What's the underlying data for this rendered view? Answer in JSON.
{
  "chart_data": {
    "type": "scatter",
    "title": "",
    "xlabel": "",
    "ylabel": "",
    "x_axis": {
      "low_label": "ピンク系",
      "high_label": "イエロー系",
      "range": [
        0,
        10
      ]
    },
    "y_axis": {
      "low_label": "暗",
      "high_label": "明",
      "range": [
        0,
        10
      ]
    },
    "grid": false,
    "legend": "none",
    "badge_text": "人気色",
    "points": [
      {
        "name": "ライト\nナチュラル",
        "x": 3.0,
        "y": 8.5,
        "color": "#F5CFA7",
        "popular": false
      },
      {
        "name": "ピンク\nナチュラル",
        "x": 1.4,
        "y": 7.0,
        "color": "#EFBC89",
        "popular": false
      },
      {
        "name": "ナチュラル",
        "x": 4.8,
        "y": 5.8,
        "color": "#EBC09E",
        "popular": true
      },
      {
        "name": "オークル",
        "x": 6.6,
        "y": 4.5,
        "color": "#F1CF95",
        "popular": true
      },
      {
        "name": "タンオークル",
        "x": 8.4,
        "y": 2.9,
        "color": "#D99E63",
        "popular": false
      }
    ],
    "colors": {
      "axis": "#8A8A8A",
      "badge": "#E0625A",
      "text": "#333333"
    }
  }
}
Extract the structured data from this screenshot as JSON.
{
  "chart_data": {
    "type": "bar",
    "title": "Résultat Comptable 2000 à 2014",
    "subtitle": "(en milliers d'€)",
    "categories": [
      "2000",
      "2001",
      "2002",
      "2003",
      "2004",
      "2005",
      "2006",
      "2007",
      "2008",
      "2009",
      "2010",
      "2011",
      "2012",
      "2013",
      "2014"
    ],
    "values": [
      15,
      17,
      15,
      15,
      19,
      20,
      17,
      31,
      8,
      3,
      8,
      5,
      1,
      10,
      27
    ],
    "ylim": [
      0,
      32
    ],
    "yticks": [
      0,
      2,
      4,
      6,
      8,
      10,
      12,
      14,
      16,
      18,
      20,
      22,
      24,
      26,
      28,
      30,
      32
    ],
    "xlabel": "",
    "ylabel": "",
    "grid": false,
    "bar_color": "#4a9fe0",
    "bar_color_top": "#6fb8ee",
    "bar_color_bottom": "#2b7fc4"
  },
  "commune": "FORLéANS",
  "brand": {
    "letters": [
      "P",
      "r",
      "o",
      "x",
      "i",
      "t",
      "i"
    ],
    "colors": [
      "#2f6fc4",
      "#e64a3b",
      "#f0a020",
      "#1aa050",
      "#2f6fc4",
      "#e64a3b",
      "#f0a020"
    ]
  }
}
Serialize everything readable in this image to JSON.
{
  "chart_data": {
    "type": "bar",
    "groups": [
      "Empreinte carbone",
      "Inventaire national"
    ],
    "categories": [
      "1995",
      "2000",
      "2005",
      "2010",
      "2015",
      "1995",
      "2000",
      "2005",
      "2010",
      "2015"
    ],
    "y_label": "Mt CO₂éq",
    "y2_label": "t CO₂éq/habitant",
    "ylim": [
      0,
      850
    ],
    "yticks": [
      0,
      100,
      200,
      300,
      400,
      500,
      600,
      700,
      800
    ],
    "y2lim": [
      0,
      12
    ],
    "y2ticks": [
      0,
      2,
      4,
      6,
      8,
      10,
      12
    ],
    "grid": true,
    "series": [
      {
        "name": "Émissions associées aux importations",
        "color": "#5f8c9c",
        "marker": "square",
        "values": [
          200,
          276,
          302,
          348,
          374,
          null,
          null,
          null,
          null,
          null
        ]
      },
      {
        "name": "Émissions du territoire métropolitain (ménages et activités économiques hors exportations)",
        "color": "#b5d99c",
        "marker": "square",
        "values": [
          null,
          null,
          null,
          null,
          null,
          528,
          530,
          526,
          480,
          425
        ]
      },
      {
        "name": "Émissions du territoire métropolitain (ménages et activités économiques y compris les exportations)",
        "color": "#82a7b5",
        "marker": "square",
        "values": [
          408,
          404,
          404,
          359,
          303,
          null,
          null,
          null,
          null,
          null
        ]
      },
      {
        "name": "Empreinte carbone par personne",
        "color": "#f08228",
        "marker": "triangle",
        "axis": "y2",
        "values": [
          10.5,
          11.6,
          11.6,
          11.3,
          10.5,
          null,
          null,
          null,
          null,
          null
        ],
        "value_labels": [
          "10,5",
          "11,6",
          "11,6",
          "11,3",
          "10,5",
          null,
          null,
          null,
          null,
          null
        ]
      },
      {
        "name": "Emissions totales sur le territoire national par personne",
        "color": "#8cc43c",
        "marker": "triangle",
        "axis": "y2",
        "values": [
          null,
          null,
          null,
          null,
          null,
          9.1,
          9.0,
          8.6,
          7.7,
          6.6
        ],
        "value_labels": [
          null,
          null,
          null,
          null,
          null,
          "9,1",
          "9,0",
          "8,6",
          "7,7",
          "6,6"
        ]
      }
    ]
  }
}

◆ Exercise instructions ◆
Restate the whole of the material exactly.

◆ Exercise answer ◆
What's the underlying data for this rendered view? Answer in JSON.
{
  "chart_data": {
    "type": "scatter",
    "title": "",
    "xlabel": "",
    "ylabel": "",
    "x_axis": {
      "low_label": "ピンク系",
      "high_label": "イエロー系",
      "range": [
        0,
        10
      ]
    },
    "y_axis": {
      "low_label": "暗",
      "high_label": "明",
      "range": [
        0,
        10
      ]
    },
    "grid": false,
    "legend": "none",
    "badge_text": "人気色",
    "points": [
      {
        "name": "ライト\nナチュラル",
        "x": 3.0,
        "y": 8.5,
        "color": "#F5CFA7",
        "popular": false
      },
      {
        "name": "ピンク\nナチュラル",
        "x": 1.4,
        "y": 7.0,
        "color": "#EFBC89",
        "popular": false
      },
      {
        "name": "ナチュラル",
        "x": 4.8,
        "y": 5.8,
        "color": "#EBC09E",
        "popular": true
      },
      {
        "name": "オークル",
        "x": 6.6,
        "y": 4.5,
        "color": "#F1CF95",
        "popular": true
      },
      {
        "name": "タンオークル",
        "x": 8.4,
        "y": 2.9,
        "color": "#D99E63",
        "popular": false
      }
    ],
    "colors": {
      "axis": "#8A8A8A",
      "badge": "#E0625A",
      "text": "#333333"
    }
  }
}
Extract the structured data from this screenshot as JSON.
{
  "chart_data": {
    "type": "bar",
    "title": "Résultat Comptable 2000 à 2014",
    "subtitle": "(en milliers d'€)",
    "categories": [
      "2000",
      "2001",
      "2002",
      "2003",
      "2004",
      "2005",
      "2006",
      "2007",
      "2008",
      "2009",
      "2010",
      "2011",
      "2012",
      "2013",
      "2014"
    ],
    "values": [
      15,
      17,
      15,
      15,
      19,
      20,
      17,
      31,
      8,
      3,
      8,
      5,
      1,
      10,
      27
    ],
    "ylim": [
      0,
      32
    ],
    "yticks": [
      0,
      2,
      4,
      6,
      8,
      10,
      12,
      14,
      16,
      18,
      20,
      22,
      24,
      26,
      28,
      30,
      32
    ],
    "xlabel": "",
    "ylabel": "",
    "grid": false,
    "bar_color": "#4a9fe0",
    "bar_color_top": "#6fb8ee",
    "bar_color_bottom": "#2b7fc4"
  },
  "commune": "FORLéANS",
  "brand": {
    "letters": [
      "P",
      "r",
      "o",
      "x",
      "i",
      "t",
      "i"
    ],
    "colors": [
      "#2f6fc4",
      "#e64a3b",
      "#f0a020",
      "#1aa050",
      "#2f6fc4",
      "#e64a3b",
      "#f0a020"
    ]
  }
}
Serialize everything readable in this image to JSON.
{
  "chart_data": {
    "type": "bar",
    "groups": [
      "Empreinte carbone",
      "Inventaire national"
    ],
    "categories": [
      "1995",
      "2000",
      "2005",
      "2010",
      "2015",
      "1995",
      "2000",
      "2005",
      "2010",
      "2015"
    ],
    "y_label": "Mt CO₂éq",
    "y2_label": "t CO₂éq/habitant",
    "ylim": [
      0,
      850
    ],
    "yticks": [
      0,
      100,
      200,
      300,
      400,
      500,
      600,
      700,
      800
    ],
    "y2lim": [
      0,
      12
    ],
    "y2ticks": [
      0,
      2,
      4,
      6,
      8,
      10,
      12
    ],
    "grid": true,
    "series": [
      {
        "name": "Émissions associées aux importations",
        "color": "#5f8c9c",
        "marker": "square",
        "values": [
          200,
          276,
          302,
          348,
          374,
          null,
          null,
          null,
          null,
          null
        ]
      },
      {
        "name": "Émissions du territoire métropolitain (ménages et activités économiques hors exportations)",
        "color": "#b5d99c",
        "marker": "square",
        "values": [
          null,
          null,
          null,
          null,
          null,
          528,
          530,
          526,
          480,
          425
        ]
      },
      {
        "name": "Émissions du territoire métropolitain (ménages et activités économiques y compris les exportations)",
        "color": "#82a7b5",
        "marker": "square",
        "values": [
          408,
          404,
          404,
          359,
          303,
          null,
          null,
          null,
          null,
          null
        ]
      },
      {
        "name": "Empreinte carbone par personne",
        "color": "#f08228",
        "marker": "triangle",
        "axis": "y2",
        "values": [
          10.5,
          11.6,
          11.6,
          11.3,
          10.5,
          null,
          null,
          null,
          null,
          null
        ],
        "value_labels": [
          "10,5",
          "11,6",
          "11,6",
          "11,3",
          "10,5",
          null,
          null,
          null,
          null,
          null
        ]
      },
      {
        "name": "Emissions totales sur le territoire national par personne",
        "color": "#8cc43c",
        "marker": "triangle",
        "axis": "y2",
        "values": [
          null,
          null,
          null,
          null,
          null,
          9.1,
          9.0,
          8.6,
          7.7,
          6.6
        ],
        "value_labels": [
          null,
          null,
          null,
          null,
          null,
          "9,1",
          "9,0",
          "8,6",
          "7,7",
          "6,6"
        ]
      }
    ]
  }
}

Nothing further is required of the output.